(Structured figure records)

§ §

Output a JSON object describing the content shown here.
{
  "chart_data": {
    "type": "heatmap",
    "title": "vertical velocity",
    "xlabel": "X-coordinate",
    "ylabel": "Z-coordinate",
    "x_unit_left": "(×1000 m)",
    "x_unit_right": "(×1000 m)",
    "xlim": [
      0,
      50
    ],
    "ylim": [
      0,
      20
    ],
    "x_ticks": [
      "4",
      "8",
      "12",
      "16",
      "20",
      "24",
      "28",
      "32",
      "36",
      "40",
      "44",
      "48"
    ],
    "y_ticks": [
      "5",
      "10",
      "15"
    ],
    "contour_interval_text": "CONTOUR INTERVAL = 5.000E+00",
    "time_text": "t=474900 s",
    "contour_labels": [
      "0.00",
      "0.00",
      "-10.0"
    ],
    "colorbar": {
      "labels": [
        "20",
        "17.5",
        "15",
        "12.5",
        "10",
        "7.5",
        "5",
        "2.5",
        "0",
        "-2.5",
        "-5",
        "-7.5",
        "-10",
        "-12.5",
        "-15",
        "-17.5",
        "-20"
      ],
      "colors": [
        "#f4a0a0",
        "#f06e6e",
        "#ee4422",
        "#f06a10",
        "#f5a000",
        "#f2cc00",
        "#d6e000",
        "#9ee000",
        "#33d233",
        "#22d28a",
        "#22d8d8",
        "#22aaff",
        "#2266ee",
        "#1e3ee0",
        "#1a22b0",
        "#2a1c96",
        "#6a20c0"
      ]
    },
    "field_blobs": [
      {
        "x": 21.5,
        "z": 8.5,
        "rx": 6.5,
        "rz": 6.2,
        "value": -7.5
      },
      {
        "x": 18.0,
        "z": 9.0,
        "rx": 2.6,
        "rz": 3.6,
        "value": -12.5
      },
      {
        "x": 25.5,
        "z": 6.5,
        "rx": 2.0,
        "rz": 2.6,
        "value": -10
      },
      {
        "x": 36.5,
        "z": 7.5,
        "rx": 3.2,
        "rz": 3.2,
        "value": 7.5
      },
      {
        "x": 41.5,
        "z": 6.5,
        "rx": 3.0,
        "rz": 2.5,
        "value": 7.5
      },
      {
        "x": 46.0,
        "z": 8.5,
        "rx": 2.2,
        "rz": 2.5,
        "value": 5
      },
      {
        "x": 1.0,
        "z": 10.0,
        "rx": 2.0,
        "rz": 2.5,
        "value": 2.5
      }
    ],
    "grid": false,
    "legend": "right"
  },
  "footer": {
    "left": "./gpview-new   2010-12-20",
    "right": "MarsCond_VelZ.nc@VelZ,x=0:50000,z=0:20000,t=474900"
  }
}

§ §

• Directive: What is needed here is an exact reproduction of all the entries.

• Result:
Output a JSON object describing the content shown here.
{
  "chart_data": {
    "type": "heatmap",
    "title": "vertical velocity",
    "xlabel": "X-coordinate",
    "ylabel": "Z-coordinate",
    "x_unit_left": "(×1000 m)",
    "x_unit_right": "(×1000 m)",
    "xlim": [
      0,
      50
    ],
    "ylim": [
      0,
      20
    ],
    "x_ticks": [
      "4",
      "8",
      "12",
      "16",
      "20",
      "24",
      "28",
      "32",
      "36",
      "40",
      "44",
      "48"
    ],
    "y_ticks": [
      "5",
      "10",
      "15"
    ],
    "contour_interval_text": "CONTOUR INTERVAL = 5.000E+00",
    "time_text": "t=474900 s",
    "contour_labels": [
      "0.00",
      "0.00",
      "-10.0"
    ],
    "colorbar": {
      "labels": [
        "20",
        "17.5",
        "15",
        "12.5",
        "10",
        "7.5",
        "5",
        "2.5",
        "0",
        "-2.5",
        "-5",
        "-7.5",
        "-10",
        "-12.5",
        "-15",
        "-17.5",
        "-20"
      ],
      "colors": [
        "#f4a0a0",
        "#f06e6e",
        "#ee4422",
        "#f06a10",
        "#f5a000",
        "#f2cc00",
        "#d6e000",
        "#9ee000",
        "#33d233",
        "#22d28a",
        "#22d8d8",
        "#22aaff",
        "#2266ee",
        "#1e3ee0",
        "#1a22b0",
        "#2a1c96",
        "#6a20c0"
      ]
    },
    "field_blobs": [
      {
        "x": 21.5,
        "z": 8.5,
        "rx": 6.5,
        "rz": 6.2,
        "value": -7.5
      },
      {
        "x": 18.0,
        "z": 9.0,
        "rx": 2.6,
        "rz": 3.6,
        "value": -12.5
      },
      {
        "x": 25.5,
        "z": 6.5,
        "rx": 2.0,
        "rz": 2.6,
        "value": -10
      },
      {
        "x": 36.5,
        "z": 7.5,
        "rx": 3.2,
        "rz": 3.2,
        "value": 7.5
      },
      {
        "x": 41.5,
        "z": 6.5,
        "rx": 3.0,
        "rz": 2.5,
        "value": 7.5
      },
      {
        "x": 46.0,
        "z": 8.5,
        "rx": 2.2,
        "rz": 2.5,
        "value": 5
      },
      {
        "x": 1.0,
        "z": 10.0,
        "rx": 2.0,
        "rz": 2.5,
        "value": 2.5
      }
    ],
    "grid": false,
    "legend": "right"
  },
  "footer": {
    "left": "./gpview-new   2010-12-20",
    "right": "MarsCond_VelZ.nc@VelZ,x=0:50000,z=0:20000,t=474900"
  }
}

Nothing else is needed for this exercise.